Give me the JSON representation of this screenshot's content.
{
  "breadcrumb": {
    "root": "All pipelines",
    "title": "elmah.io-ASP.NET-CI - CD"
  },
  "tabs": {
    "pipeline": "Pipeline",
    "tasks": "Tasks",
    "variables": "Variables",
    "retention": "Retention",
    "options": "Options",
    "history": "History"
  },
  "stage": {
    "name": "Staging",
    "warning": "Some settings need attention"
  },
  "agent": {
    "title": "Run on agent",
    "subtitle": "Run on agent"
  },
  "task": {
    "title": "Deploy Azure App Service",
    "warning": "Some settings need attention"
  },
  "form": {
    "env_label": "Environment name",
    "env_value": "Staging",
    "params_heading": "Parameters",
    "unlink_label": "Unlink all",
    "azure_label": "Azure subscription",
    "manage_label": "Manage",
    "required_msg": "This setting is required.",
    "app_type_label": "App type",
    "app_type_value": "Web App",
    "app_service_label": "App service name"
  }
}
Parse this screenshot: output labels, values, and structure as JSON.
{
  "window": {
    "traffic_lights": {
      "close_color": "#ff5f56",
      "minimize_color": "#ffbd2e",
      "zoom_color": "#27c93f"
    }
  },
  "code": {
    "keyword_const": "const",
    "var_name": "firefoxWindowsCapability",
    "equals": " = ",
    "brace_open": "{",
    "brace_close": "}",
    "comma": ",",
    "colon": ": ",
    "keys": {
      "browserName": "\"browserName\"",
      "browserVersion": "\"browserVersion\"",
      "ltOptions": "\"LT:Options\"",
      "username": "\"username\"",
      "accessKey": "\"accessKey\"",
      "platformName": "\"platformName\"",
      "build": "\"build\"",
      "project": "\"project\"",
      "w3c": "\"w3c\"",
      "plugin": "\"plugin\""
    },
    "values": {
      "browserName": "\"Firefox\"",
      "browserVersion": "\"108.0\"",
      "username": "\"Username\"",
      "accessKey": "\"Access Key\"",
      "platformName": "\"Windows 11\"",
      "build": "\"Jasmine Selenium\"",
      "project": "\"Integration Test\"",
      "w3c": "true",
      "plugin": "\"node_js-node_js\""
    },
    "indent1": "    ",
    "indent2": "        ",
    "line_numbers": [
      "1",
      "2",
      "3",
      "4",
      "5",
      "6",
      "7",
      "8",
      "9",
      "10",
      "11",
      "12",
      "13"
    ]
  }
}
- - -
Extract every line that has the string "screenshot" in it.

Give me the JSON representation of this screenshot's content.
Parse this screenshot: output labels, values, and structure as JSON.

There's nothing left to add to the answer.